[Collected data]

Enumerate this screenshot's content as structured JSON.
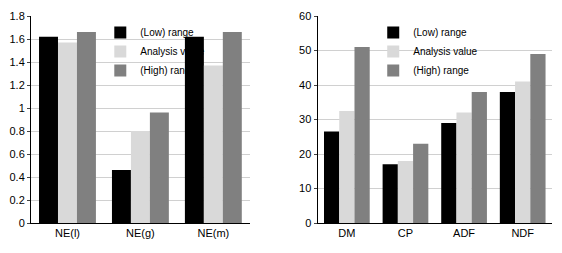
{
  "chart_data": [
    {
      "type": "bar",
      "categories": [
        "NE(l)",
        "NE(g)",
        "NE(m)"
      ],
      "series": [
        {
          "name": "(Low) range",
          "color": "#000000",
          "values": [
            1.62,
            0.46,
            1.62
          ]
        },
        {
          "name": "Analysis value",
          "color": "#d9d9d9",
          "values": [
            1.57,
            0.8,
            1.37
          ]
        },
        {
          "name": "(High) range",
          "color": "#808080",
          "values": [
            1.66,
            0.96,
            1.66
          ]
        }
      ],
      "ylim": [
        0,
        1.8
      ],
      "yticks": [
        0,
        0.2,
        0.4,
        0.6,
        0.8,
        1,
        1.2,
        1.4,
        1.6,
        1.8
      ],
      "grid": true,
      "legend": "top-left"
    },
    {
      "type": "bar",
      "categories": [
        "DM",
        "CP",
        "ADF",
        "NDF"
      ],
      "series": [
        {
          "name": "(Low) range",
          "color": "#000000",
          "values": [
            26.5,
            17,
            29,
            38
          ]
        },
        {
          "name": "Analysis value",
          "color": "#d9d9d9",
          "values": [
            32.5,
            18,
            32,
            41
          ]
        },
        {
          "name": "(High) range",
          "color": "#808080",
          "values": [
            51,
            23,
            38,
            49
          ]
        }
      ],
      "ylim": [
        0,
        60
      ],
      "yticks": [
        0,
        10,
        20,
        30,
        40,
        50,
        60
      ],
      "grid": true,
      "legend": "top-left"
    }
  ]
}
* * *
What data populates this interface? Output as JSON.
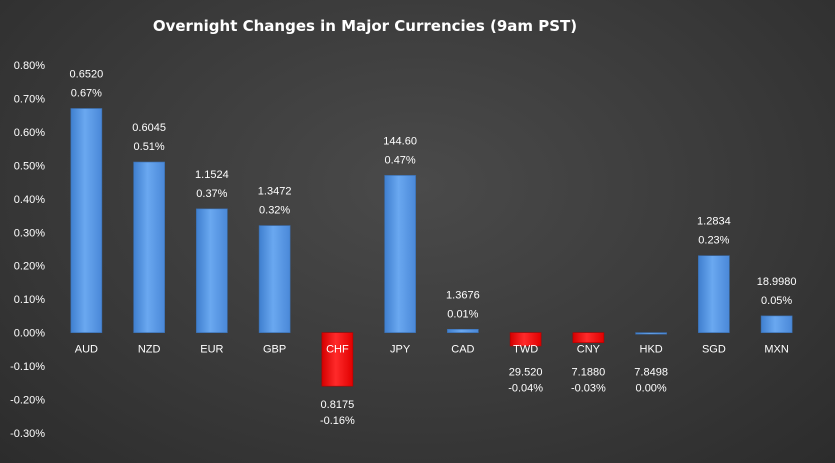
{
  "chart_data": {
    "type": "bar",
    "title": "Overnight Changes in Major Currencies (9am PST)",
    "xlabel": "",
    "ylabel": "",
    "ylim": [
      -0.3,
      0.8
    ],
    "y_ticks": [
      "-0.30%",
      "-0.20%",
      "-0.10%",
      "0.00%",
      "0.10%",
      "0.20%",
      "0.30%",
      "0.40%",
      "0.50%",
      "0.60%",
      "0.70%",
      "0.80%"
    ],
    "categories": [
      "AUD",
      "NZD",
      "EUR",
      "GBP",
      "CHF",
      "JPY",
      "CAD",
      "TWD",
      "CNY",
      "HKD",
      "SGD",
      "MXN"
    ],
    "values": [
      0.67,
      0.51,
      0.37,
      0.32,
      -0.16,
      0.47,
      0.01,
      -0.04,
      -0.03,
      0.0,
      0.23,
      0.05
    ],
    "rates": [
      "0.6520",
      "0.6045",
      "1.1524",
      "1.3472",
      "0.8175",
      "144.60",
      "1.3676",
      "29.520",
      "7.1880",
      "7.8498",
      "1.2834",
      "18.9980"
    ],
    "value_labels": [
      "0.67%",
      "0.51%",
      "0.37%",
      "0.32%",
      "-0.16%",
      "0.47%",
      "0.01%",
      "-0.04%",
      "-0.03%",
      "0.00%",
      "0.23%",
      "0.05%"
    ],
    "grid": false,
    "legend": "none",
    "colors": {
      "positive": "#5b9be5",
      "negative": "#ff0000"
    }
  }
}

◆ PROBLEM DETAILS ◆
Show all lines from the data above in which the word "this" appears.

◆ ANSWER TO THE EXERCISE ◆
Enumerate this screenshot's content as structured JSON.
What data populates this interface? Output as JSON.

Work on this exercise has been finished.